Quote, word for word, every line starting at the line that contains "What text is on this page?" and ending with the last line of the records; include both of these lines and no others.

Start of INFORMATION SHOWN

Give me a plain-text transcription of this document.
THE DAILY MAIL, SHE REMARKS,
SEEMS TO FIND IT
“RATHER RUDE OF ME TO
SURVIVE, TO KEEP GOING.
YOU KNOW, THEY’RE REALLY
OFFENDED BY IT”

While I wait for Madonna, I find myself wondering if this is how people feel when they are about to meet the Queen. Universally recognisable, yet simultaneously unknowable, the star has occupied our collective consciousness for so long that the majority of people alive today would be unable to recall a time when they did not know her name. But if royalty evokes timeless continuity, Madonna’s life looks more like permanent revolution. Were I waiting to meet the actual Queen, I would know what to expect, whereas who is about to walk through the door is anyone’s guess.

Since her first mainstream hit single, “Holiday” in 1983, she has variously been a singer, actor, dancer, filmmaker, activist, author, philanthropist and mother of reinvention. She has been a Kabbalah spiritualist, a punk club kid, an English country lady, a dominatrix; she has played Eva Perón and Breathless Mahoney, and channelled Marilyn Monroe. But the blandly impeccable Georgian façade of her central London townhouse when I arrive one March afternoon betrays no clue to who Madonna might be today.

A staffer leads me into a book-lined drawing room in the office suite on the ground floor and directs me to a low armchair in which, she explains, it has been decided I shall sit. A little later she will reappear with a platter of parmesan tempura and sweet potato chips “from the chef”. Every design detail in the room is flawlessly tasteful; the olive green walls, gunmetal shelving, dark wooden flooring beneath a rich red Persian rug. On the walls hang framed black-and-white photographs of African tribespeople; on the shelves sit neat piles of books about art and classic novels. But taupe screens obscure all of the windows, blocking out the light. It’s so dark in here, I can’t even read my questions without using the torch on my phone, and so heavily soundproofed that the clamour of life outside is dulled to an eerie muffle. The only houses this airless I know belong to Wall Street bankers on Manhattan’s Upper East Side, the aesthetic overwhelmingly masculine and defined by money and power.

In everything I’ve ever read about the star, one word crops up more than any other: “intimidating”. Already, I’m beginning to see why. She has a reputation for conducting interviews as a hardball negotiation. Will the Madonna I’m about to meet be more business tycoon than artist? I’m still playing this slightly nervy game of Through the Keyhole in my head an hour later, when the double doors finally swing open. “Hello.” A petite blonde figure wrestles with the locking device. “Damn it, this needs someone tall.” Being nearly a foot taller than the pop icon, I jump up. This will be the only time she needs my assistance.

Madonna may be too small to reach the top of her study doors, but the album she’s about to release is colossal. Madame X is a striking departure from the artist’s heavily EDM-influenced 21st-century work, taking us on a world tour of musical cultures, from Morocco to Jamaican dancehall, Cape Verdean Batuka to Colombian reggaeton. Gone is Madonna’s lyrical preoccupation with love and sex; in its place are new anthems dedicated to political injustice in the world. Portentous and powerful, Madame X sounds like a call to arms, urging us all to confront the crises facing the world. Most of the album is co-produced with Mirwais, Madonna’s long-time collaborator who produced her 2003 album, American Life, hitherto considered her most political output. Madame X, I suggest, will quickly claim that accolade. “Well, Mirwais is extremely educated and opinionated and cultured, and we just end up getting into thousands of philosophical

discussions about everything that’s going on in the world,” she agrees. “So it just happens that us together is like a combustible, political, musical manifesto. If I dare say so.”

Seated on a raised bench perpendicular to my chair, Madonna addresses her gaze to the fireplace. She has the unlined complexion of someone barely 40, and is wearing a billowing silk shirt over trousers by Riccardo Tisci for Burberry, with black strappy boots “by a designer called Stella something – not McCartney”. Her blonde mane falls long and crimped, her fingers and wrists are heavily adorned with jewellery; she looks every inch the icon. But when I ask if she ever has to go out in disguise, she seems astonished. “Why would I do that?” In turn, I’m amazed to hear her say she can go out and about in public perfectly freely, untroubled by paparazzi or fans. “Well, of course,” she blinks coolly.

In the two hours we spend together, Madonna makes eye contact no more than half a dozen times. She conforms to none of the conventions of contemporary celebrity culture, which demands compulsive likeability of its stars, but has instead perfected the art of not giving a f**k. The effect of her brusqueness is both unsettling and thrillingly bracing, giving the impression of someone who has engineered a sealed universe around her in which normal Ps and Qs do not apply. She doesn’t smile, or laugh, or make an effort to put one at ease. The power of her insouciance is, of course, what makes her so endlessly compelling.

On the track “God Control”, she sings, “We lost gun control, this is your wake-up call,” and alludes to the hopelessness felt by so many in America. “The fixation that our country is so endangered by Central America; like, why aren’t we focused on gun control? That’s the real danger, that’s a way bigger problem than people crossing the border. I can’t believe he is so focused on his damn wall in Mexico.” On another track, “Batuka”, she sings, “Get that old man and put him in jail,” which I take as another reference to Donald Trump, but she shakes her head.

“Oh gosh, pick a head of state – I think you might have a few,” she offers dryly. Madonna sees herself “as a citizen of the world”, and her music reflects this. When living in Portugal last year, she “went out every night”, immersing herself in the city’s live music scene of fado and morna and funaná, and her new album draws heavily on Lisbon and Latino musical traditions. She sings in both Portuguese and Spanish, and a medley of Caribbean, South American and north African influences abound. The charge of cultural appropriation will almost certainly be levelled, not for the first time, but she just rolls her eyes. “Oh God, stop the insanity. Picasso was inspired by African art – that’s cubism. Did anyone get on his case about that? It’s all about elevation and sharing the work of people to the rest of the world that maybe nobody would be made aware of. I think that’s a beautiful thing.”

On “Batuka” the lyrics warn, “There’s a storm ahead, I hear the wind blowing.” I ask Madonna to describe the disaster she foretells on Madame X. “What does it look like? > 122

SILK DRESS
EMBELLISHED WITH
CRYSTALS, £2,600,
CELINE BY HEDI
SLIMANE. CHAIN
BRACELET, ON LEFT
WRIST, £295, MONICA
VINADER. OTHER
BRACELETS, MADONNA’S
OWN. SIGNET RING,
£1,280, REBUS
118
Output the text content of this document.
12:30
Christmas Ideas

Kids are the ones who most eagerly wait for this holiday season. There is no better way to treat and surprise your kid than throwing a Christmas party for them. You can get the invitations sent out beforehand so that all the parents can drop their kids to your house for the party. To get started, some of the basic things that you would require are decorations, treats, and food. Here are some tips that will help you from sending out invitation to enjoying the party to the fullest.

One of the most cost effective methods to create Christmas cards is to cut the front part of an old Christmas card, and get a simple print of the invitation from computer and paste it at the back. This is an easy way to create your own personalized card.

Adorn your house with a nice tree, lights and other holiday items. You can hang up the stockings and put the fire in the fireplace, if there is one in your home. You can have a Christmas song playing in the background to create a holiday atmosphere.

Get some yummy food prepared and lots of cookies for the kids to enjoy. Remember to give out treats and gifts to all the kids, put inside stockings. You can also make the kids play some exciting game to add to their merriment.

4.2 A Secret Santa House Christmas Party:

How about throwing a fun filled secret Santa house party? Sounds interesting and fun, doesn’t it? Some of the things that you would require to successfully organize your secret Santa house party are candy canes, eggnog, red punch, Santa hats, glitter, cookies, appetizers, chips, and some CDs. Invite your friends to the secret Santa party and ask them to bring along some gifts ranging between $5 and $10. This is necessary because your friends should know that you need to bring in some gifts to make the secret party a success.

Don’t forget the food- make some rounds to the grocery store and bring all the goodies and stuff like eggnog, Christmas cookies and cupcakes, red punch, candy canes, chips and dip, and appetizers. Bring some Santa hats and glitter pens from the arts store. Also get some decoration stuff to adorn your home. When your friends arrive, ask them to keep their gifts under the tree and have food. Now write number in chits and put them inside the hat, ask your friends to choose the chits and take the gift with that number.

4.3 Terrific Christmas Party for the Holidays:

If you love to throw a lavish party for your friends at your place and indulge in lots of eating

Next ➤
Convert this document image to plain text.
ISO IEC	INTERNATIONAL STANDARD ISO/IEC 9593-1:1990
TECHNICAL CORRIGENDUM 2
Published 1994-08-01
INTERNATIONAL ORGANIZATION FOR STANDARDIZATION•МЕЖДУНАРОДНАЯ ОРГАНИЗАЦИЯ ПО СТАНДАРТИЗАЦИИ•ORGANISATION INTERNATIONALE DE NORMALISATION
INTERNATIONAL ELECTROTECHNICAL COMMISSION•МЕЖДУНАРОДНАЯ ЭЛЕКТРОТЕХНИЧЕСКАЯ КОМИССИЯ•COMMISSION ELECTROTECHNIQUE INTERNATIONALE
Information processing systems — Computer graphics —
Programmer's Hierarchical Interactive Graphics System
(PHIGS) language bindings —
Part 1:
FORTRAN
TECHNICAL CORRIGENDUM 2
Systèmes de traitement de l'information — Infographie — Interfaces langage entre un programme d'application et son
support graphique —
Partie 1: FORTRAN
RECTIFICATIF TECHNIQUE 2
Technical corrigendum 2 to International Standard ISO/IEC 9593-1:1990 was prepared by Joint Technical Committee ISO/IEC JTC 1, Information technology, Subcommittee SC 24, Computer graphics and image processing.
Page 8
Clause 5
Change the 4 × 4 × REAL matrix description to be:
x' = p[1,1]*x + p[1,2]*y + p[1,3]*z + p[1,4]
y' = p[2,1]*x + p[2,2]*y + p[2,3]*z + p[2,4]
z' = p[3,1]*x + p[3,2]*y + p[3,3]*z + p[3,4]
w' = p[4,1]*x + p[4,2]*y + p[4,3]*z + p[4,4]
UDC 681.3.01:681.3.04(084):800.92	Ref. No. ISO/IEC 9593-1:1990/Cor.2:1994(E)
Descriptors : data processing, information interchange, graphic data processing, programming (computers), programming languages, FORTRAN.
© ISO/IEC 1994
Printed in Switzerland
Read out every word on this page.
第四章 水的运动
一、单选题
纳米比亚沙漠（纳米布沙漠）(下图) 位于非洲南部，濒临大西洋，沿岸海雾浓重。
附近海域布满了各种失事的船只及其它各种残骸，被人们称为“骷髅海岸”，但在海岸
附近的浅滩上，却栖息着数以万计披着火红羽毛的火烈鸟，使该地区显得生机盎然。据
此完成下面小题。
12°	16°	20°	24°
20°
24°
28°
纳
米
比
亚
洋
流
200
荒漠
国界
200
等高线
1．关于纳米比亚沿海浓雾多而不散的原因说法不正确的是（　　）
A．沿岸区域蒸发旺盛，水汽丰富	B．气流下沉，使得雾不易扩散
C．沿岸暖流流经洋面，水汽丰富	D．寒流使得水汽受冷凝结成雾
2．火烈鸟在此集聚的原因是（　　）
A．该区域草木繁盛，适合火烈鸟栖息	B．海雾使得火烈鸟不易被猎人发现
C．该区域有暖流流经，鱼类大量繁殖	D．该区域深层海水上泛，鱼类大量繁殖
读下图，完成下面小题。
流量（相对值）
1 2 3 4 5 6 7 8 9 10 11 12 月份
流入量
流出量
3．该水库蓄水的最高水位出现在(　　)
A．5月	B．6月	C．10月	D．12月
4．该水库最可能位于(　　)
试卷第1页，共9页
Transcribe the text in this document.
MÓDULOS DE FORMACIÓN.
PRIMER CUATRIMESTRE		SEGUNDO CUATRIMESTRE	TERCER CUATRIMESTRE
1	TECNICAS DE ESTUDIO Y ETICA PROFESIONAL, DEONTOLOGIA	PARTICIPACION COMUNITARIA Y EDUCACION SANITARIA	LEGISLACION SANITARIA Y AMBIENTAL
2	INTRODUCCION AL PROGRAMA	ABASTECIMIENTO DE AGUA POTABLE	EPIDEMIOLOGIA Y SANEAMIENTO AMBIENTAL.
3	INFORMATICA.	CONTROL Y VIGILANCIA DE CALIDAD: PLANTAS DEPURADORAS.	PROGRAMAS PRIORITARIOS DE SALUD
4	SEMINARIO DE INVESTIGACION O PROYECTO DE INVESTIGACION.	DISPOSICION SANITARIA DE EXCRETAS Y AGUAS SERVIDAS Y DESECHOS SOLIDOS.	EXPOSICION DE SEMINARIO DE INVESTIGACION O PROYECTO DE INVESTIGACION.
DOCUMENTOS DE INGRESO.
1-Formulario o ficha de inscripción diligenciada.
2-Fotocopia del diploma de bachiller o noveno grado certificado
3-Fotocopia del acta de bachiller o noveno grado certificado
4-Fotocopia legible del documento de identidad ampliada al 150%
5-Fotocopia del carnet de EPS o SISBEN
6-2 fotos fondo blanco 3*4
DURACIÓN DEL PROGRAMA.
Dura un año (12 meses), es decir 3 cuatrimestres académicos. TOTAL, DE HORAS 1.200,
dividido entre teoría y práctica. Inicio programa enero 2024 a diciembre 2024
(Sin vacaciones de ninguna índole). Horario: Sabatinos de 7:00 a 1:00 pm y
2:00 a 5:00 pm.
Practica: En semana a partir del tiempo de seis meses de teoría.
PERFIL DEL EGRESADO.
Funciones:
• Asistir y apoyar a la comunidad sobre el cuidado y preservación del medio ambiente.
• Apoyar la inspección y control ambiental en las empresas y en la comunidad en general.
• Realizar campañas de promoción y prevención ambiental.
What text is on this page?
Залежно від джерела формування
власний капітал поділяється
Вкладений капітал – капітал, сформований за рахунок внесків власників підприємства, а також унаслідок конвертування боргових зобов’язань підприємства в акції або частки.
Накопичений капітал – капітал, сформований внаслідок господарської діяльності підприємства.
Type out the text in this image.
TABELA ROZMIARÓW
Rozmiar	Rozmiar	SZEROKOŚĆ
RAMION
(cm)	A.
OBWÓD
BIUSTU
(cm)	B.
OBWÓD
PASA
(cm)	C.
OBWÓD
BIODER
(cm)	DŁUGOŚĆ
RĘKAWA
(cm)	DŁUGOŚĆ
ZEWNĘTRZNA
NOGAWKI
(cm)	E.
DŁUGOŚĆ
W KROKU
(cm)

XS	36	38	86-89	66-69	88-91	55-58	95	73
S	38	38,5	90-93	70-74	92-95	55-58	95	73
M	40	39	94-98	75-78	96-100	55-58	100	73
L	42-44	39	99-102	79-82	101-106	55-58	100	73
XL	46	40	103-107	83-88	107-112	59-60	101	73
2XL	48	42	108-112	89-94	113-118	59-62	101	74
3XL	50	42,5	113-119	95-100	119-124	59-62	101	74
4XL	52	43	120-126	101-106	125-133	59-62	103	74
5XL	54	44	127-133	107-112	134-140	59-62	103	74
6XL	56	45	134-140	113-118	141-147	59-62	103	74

End of INFORMATION SHOWN

## FINISHED EXERCISE
What text is on this page?
Залежно від джерела формування
власний капітал поділяється
Вкладений капітал – капітал, сформований за рахунок внесків власників підприємства, а також унаслідок конвертування боргових зобов’язань підприємства в акції або частки.
Накопичений капітал – капітал, сформований внаслідок господарської діяльності підприємства.
Type out the text in this image.
TABELA ROZMIARÓW
Rozmiar	Rozmiar	SZEROKOŚĆ
RAMION
(cm)	A.
OBWÓD
BIUSTU
(cm)	B.
OBWÓD
PASA
(cm)	C.
OBWÓD
BIODER
(cm)	DŁUGOŚĆ
RĘKAWA
(cm)	DŁUGOŚĆ
ZEWNĘTRZNA
NOGAWKI
(cm)	E.
DŁUGOŚĆ
W KROKU
(cm)

XS	36	38	86-89	66-69	88-91	55-58	95	73
S	38	38,5	90-93	70-74	92-95	55-58	95	73
M	40	39	94-98	75-78	96-100	55-58	100	73
L	42-44	39	99-102	79-82	101-106	55-58	100	73
XL	46	40	103-107	83-88	107-112	59-60	101	73
2XL	48	42	108-112	89-94	113-118	59-62	101	74
3XL	50	42,5	113-119	95-100	119-124	59-62	101	74
4XL	52	43	120-126	101-106	125-133	59-62	103	74
5XL	54	44	127-133	107-112	134-140	59-62	103	74
6XL	56	45	134-140	113-118	141-147	59-62	103	74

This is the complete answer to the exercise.